Dataset records:
'''

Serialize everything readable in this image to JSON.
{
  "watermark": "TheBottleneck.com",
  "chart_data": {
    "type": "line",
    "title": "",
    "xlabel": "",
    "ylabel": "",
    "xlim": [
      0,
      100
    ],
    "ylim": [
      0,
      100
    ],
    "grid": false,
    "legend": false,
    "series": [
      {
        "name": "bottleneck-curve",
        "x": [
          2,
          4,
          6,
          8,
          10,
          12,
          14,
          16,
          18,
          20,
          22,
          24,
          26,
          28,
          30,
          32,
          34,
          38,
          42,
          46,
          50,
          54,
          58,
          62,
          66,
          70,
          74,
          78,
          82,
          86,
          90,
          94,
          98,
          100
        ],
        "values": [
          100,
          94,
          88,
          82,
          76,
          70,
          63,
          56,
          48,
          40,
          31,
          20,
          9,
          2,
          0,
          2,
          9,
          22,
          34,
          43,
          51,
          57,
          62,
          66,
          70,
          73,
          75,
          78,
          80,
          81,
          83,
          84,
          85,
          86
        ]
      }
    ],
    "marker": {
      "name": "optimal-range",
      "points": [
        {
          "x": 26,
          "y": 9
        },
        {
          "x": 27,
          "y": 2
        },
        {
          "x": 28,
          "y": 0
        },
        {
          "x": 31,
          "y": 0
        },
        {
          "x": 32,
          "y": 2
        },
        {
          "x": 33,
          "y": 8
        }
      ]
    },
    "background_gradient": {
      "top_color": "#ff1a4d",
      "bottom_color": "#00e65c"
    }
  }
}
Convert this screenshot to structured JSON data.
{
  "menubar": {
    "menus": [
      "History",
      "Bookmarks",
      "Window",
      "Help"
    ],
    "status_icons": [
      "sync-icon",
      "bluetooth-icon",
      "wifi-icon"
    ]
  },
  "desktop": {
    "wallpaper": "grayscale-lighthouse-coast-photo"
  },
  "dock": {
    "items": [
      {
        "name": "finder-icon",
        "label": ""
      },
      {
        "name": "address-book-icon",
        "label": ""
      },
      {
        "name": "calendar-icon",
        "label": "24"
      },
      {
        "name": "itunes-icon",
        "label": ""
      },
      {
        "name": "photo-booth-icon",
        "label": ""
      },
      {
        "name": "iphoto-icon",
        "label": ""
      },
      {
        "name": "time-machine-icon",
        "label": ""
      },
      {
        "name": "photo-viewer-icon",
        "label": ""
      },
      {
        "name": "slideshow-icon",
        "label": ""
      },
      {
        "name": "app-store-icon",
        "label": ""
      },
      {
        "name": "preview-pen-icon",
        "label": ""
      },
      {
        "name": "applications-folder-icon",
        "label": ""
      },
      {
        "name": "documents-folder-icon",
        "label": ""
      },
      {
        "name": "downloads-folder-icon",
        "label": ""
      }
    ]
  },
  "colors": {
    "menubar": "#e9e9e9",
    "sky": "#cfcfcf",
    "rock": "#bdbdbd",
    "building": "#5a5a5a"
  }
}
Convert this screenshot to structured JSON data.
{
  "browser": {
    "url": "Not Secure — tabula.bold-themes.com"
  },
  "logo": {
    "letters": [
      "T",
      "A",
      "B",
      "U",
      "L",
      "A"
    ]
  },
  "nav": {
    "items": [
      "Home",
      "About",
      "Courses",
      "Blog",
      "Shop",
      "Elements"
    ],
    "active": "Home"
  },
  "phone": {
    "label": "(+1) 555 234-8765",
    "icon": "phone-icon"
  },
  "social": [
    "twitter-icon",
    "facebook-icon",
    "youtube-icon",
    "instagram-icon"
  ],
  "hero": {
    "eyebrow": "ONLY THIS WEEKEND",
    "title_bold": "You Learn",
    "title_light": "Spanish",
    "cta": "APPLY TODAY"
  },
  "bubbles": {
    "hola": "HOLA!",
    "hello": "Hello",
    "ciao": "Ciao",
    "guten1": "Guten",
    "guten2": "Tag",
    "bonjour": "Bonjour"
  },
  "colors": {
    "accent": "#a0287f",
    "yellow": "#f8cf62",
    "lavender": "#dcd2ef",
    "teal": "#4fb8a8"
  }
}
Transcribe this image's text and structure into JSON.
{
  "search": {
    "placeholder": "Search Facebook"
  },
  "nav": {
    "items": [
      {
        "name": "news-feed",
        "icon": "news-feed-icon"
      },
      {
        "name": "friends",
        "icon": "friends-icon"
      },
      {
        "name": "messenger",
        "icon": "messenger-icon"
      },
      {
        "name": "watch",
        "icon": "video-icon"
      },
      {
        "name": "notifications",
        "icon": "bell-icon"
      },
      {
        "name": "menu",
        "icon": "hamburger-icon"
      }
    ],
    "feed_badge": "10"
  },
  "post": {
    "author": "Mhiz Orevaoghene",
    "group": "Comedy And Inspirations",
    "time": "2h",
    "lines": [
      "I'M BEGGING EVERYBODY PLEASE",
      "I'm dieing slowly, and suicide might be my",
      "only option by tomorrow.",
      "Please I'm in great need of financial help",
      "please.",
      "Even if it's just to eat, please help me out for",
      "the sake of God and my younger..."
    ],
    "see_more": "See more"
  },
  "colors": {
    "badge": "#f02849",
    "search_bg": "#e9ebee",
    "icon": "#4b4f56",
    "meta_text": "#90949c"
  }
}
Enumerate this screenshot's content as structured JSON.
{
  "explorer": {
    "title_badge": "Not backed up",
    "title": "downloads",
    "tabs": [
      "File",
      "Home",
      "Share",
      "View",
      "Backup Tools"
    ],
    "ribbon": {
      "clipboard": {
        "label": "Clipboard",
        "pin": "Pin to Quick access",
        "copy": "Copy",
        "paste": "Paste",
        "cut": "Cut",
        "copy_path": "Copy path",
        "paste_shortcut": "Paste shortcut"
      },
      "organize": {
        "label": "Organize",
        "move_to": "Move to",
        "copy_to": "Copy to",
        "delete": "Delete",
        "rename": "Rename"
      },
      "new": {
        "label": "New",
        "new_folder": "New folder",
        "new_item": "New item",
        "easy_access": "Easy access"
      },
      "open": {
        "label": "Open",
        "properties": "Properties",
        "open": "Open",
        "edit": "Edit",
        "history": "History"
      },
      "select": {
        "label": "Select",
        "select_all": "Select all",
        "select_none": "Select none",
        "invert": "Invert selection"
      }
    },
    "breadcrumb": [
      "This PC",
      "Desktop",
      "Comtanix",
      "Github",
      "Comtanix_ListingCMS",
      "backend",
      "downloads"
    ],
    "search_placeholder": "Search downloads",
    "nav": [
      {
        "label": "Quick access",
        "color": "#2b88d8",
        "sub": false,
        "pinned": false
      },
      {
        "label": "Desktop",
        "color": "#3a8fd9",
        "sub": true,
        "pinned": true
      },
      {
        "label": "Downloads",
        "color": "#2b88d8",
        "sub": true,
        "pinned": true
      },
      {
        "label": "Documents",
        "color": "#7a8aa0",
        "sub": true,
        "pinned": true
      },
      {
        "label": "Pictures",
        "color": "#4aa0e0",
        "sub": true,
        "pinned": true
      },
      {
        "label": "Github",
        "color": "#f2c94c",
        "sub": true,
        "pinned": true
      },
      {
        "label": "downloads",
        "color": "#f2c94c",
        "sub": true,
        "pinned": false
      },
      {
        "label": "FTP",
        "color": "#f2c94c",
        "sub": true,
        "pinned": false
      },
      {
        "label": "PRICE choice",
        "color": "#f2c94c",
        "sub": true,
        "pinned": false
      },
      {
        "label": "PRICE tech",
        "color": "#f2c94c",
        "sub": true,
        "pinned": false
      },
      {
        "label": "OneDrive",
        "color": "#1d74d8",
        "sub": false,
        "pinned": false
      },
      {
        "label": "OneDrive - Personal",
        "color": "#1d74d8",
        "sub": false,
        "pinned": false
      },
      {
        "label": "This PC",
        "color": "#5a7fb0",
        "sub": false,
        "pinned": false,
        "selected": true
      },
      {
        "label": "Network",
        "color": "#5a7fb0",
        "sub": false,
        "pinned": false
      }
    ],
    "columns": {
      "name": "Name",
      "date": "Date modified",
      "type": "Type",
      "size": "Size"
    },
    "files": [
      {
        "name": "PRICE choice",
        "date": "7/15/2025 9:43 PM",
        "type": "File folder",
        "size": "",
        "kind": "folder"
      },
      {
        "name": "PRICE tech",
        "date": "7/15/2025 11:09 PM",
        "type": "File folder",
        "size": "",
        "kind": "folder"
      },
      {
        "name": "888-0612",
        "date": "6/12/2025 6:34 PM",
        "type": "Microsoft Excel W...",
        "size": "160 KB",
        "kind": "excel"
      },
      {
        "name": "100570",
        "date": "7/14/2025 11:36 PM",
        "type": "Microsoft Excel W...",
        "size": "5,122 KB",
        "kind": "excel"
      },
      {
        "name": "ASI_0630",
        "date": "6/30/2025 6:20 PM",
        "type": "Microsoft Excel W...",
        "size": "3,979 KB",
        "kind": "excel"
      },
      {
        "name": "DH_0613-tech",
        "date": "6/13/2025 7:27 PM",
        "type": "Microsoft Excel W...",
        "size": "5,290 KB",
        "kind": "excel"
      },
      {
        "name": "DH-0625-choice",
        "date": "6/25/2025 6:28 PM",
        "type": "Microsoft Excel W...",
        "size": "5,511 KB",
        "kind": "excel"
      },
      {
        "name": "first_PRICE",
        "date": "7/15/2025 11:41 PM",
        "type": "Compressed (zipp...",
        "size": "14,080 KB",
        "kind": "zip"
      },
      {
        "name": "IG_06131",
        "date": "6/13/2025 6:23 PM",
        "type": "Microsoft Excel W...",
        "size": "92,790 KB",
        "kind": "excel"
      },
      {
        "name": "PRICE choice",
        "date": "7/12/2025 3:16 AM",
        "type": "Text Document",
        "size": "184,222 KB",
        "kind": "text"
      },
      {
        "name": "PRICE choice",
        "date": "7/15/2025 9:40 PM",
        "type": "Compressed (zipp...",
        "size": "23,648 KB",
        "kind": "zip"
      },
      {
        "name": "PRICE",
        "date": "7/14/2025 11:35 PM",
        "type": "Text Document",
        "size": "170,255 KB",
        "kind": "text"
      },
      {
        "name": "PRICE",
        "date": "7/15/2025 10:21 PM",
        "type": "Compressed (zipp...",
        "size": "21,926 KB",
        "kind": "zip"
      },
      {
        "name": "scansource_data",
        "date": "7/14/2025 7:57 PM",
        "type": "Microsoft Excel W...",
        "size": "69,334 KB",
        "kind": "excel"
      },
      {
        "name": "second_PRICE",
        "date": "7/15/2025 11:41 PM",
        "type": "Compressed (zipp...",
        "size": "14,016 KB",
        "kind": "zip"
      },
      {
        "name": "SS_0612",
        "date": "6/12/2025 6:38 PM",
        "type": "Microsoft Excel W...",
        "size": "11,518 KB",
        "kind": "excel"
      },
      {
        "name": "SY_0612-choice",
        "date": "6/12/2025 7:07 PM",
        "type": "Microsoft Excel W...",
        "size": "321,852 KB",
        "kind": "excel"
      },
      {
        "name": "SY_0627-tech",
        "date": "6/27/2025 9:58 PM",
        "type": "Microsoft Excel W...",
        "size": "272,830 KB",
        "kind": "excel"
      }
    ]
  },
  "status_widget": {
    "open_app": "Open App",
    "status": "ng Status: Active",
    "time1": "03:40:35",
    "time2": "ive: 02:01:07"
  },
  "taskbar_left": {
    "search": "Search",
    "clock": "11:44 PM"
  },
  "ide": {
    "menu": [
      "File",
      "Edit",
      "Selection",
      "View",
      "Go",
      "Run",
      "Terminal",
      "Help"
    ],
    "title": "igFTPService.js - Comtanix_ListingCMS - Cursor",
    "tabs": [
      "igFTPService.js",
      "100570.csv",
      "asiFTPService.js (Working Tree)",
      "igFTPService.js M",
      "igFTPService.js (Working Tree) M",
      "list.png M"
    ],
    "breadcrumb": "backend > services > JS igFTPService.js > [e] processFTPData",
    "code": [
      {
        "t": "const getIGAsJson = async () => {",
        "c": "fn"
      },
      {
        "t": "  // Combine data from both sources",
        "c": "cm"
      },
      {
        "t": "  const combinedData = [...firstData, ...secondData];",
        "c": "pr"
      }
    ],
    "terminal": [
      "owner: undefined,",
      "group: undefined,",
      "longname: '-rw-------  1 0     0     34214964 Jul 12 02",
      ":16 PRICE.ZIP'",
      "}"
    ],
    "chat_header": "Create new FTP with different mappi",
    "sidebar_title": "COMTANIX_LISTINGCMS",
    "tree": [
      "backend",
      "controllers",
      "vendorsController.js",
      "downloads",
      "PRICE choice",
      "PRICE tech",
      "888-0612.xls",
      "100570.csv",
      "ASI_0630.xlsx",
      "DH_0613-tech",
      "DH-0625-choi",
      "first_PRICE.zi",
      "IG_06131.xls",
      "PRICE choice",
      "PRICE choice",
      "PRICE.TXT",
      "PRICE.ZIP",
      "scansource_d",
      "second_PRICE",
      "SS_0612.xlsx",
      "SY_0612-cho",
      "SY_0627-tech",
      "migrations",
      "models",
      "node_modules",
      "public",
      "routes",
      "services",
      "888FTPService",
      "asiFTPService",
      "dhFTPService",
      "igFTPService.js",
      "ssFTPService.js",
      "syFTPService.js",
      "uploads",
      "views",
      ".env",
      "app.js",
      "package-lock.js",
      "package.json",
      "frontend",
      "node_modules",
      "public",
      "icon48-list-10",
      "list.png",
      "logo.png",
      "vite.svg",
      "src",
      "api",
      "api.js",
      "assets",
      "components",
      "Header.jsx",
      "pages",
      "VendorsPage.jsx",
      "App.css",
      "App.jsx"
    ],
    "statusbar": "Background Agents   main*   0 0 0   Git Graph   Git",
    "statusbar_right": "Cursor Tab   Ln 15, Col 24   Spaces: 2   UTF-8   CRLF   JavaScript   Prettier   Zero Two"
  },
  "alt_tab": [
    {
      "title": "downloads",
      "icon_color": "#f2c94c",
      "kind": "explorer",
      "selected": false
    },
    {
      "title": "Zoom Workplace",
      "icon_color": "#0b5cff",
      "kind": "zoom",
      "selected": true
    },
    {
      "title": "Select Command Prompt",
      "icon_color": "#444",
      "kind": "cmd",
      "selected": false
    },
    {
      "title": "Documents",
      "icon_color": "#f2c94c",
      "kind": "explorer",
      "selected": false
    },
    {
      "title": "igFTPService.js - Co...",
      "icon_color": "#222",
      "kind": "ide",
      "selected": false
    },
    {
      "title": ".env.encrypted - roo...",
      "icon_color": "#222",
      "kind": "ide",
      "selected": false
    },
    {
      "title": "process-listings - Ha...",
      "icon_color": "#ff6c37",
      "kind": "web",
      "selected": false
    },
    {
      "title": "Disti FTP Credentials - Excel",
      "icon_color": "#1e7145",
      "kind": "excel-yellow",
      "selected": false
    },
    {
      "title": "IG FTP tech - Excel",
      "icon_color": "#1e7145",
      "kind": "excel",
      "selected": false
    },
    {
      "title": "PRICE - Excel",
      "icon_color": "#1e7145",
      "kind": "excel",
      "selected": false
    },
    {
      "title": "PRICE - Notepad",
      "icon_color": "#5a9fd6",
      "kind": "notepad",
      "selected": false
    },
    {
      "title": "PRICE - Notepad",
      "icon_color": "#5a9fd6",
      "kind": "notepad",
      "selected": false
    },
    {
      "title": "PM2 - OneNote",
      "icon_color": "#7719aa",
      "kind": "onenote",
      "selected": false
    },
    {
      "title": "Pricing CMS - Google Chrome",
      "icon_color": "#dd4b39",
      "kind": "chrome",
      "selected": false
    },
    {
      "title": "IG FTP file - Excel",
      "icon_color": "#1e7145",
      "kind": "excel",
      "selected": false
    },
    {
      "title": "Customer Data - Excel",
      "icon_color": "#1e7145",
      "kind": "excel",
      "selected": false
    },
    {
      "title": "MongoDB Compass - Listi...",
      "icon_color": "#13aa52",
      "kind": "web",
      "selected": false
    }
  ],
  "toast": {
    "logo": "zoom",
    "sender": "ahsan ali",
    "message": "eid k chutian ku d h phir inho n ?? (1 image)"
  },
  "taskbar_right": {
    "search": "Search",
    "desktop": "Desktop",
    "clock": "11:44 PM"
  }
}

'''

Exercise — Look through the records and gather each line with the word "asiFTPService".

The response —
      "asiFTPService.js (Working Tree)",
      "asiFTPService",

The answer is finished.